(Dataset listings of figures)
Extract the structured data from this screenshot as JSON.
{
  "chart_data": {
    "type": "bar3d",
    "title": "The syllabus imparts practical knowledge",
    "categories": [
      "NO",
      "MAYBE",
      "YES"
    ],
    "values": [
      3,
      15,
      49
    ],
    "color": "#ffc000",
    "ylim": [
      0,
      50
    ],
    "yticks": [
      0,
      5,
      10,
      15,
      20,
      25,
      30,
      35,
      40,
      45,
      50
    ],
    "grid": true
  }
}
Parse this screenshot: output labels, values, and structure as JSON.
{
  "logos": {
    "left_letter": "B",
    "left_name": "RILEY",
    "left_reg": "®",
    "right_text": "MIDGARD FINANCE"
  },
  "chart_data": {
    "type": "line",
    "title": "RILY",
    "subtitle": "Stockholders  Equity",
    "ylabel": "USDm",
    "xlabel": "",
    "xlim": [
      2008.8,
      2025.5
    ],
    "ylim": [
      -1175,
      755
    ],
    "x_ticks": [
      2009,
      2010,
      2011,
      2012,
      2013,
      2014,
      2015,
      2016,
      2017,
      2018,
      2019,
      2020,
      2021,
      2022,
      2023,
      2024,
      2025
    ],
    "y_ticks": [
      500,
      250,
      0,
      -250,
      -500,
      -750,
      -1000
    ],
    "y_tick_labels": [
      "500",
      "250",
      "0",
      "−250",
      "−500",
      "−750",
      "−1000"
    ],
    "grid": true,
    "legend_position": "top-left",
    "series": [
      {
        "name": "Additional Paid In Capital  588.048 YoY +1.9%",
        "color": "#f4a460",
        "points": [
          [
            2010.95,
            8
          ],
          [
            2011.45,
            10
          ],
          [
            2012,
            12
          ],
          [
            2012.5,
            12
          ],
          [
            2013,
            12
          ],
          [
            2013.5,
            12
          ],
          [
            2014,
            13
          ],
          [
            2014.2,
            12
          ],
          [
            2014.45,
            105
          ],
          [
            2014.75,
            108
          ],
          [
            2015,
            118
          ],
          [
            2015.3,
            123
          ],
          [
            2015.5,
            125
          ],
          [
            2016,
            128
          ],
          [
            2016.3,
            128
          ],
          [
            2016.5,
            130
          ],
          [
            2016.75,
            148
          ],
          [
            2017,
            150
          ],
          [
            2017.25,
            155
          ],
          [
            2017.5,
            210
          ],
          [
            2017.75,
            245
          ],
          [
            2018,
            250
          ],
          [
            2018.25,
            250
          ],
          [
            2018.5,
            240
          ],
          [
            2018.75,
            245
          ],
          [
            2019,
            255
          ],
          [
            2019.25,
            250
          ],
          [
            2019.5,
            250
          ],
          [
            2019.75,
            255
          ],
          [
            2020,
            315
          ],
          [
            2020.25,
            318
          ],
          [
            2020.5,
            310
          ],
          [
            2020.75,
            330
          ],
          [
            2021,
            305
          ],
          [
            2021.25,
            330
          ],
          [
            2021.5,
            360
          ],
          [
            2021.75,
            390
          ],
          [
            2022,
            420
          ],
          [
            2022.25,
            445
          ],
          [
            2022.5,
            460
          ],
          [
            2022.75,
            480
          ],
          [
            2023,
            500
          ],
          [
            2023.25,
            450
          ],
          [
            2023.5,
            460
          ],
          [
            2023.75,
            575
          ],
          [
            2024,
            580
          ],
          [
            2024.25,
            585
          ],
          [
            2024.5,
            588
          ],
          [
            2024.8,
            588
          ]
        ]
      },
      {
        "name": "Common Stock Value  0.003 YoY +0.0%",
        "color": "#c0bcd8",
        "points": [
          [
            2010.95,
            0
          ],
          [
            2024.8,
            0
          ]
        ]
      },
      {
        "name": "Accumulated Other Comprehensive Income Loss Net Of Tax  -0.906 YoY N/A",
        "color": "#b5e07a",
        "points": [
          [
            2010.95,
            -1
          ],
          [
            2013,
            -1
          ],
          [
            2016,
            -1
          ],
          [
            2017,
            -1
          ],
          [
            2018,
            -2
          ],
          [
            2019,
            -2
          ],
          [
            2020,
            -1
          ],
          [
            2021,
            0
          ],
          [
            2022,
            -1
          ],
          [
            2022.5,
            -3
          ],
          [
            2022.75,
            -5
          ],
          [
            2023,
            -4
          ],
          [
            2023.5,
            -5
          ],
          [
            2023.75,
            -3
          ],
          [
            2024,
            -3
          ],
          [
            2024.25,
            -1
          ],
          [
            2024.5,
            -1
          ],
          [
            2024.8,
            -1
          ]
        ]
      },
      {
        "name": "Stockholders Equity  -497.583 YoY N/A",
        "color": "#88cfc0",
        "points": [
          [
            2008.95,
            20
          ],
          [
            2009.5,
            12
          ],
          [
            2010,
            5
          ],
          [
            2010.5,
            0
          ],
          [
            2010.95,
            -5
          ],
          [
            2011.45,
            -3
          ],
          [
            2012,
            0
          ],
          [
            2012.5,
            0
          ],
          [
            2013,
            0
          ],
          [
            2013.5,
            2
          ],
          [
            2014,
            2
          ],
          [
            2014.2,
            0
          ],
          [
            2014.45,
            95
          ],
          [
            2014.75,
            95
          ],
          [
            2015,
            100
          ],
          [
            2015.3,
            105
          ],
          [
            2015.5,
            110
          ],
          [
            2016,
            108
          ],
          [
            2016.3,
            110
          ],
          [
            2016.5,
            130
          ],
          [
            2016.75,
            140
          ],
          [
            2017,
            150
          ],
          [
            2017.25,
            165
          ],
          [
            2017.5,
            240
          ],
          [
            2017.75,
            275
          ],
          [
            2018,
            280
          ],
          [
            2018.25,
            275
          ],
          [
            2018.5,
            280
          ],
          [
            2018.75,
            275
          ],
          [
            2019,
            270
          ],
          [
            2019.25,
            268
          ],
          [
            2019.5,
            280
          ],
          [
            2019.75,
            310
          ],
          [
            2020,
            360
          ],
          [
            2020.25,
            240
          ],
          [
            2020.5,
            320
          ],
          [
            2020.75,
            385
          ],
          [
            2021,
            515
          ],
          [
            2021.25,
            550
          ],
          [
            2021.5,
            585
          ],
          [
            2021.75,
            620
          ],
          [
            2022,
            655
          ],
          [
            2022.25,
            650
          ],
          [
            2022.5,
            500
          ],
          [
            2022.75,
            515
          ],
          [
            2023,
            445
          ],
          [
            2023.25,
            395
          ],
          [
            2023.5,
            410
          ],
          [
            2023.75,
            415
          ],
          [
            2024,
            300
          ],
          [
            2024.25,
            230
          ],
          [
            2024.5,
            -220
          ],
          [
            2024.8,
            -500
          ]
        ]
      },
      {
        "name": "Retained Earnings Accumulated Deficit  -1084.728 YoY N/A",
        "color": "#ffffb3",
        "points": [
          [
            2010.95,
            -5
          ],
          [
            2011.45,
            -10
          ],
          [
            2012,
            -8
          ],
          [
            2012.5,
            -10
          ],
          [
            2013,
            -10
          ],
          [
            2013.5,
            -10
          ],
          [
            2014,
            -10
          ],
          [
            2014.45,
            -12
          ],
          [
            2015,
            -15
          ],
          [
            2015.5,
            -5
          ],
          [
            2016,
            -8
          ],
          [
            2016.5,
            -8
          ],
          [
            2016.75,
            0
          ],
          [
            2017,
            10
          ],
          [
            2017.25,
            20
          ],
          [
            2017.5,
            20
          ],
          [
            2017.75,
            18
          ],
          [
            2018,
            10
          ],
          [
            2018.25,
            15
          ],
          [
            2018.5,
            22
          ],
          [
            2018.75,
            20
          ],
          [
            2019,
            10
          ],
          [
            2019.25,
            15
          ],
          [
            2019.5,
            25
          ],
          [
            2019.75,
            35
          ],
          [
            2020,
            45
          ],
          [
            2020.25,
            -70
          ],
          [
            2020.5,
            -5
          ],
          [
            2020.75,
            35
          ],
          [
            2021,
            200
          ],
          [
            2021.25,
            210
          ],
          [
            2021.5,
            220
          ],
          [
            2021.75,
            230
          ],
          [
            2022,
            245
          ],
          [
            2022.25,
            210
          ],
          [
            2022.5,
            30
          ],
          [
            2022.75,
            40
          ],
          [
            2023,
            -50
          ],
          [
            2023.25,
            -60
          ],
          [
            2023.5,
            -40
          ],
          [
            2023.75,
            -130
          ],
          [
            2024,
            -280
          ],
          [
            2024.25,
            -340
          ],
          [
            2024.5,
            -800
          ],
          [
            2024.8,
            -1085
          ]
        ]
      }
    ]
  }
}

◆ **EXERCISE INSTRUCTIONS**:
Where a line in the material above holds "Equity", copy that line.

◆ **RESULT FOR THIS EXERCISE**:
    "subtitle": "Stockholders  Equity",
        "name": "Stockholders Equity  -497.583 YoY N/A",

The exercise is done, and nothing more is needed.